### Supplied data:
=====

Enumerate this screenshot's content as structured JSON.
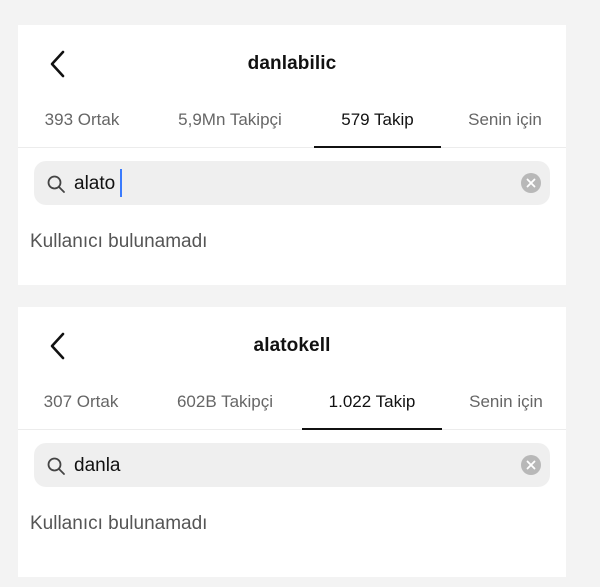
{
  "panels": [
    {
      "title": "danlabilic",
      "tabs": [
        "393 Ortak",
        "5,9Mn Takipçi",
        "579 Takip",
        "Senin için"
      ],
      "active_tab": 2,
      "search_value": "alato",
      "empty_message": "Kullanıcı bulunamadı"
    },
    {
      "title": "alatokell",
      "tabs": [
        "307 Ortak",
        "602B Takipçi",
        "1.022 Takip",
        "Senin için"
      ],
      "active_tab": 2,
      "search_value": "danla",
      "empty_message": "Kullanıcı bulunamadı"
    }
  ],
  "icons": {
    "back": "chevron-left-icon",
    "search": "search-icon",
    "clear": "clear-icon"
  },
  "colors": {
    "caret": "#3a7bfd",
    "active_tab_underline": "#111111",
    "search_bg": "#efefef"
  }
}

=====

### The request:
Repeat the listing above exactly, with no pictures.

### Task response:
Enumerate this screenshot's content as structured JSON.
{
  "panels": [
    {
      "title": "danlabilic",
      "tabs": [
        "393 Ortak",
        "5,9Mn Takipçi",
        "579 Takip",
        "Senin için"
      ],
      "active_tab": 2,
      "search_value": "alato",
      "empty_message": "Kullanıcı bulunamadı"
    },
    {
      "title": "alatokell",
      "tabs": [
        "307 Ortak",
        "602B Takipçi",
        "1.022 Takip",
        "Senin için"
      ],
      "active_tab": 2,
      "search_value": "danla",
      "empty_message": "Kullanıcı bulunamadı"
    }
  ],
  "icons": {
    "back": "chevron-left-icon",
    "search": "search-icon",
    "clear": "clear-icon"
  },
  "colors": {
    "caret": "#3a7bfd",
    "active_tab_underline": "#111111",
    "search_bg": "#efefef"
  }
}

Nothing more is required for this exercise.